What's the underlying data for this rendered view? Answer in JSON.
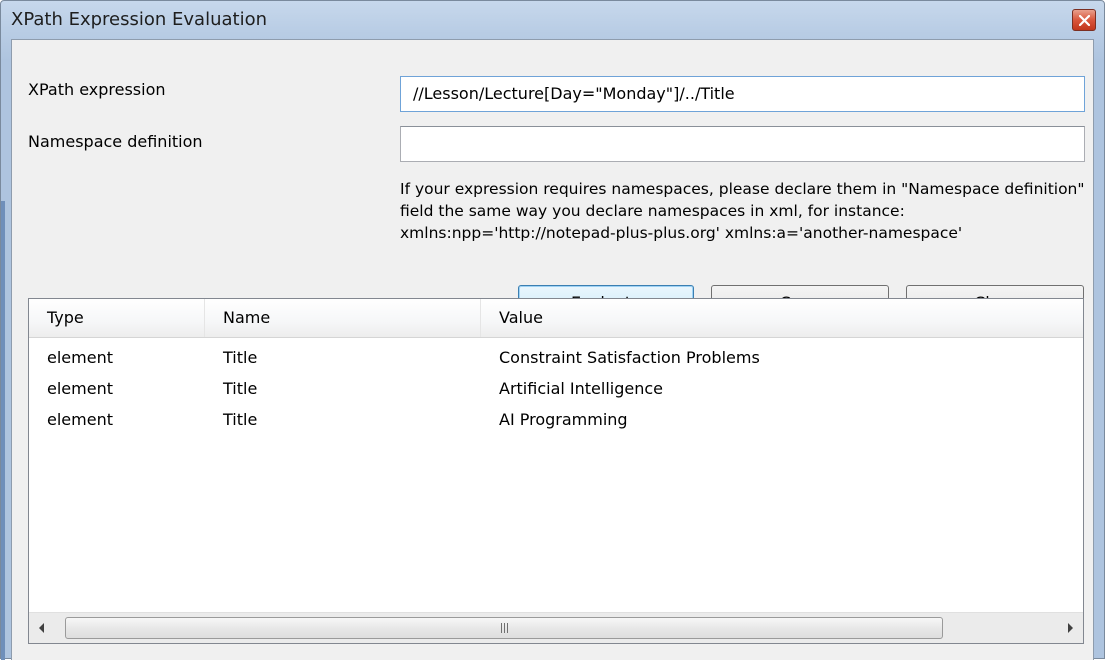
{
  "window": {
    "title": "XPath Expression Evaluation"
  },
  "form": {
    "xpath_label": "XPath expression",
    "xpath_value": "//Lesson/Lecture[Day=\"Monday\"]/../Title",
    "namespace_label": "Namespace definition",
    "namespace_value": "",
    "hint": "If your expression requires namespaces, please declare them in \"Namespace definition\" field the same way you declare namespaces in xml, for instance: xmlns:npp='http://notepad-plus-plus.org' xmlns:a='another-namespace'"
  },
  "buttons": {
    "evaluate": "Evaluate",
    "copy": "Copy",
    "clear": "Clear"
  },
  "results": {
    "columns": [
      "Type",
      "Name",
      "Value"
    ],
    "rows": [
      [
        "element",
        "Title",
        "Constraint Satisfaction Problems"
      ],
      [
        "element",
        "Title",
        "Artificial Intelligence"
      ],
      [
        "element",
        "Title",
        "AI Programming"
      ]
    ],
    "scroll_grip": "III"
  },
  "icons": {
    "close": "close-icon",
    "scroll_left": "arrow-left-icon",
    "scroll_right": "arrow-right-icon"
  },
  "colors": {
    "title_gradient": "#b9cde5",
    "close_button": "#d9563c",
    "default_button": "#bee6fd",
    "panel_bg": "#f0f0f0"
  }
}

================================

* [Stated goal]
Leave the pictures out and reproduce all of the records exactly.

* [Solution to this problem]
What's the underlying data for this rendered view? Answer in JSON.
{
  "window": {
    "title": "XPath Expression Evaluation"
  },
  "form": {
    "xpath_label": "XPath expression",
    "xpath_value": "//Lesson/Lecture[Day=\"Monday\"]/../Title",
    "namespace_label": "Namespace definition",
    "namespace_value": "",
    "hint": "If your expression requires namespaces, please declare them in \"Namespace definition\" field the same way you declare namespaces in xml, for instance: xmlns:npp='http://notepad-plus-plus.org' xmlns:a='another-namespace'"
  },
  "buttons": {
    "evaluate": "Evaluate",
    "copy": "Copy",
    "clear": "Clear"
  },
  "results": {
    "columns": [
      "Type",
      "Name",
      "Value"
    ],
    "rows": [
      [
        "element",
        "Title",
        "Constraint Satisfaction Problems"
      ],
      [
        "element",
        "Title",
        "Artificial Intelligence"
      ],
      [
        "element",
        "Title",
        "AI Programming"
      ]
    ],
    "scroll_grip": "III"
  },
  "icons": {
    "close": "close-icon",
    "scroll_left": "arrow-left-icon",
    "scroll_right": "arrow-right-icon"
  },
  "colors": {
    "title_gradient": "#b9cde5",
    "close_button": "#d9563c",
    "default_button": "#bee6fd",
    "panel_bg": "#f0f0f0"
  }
}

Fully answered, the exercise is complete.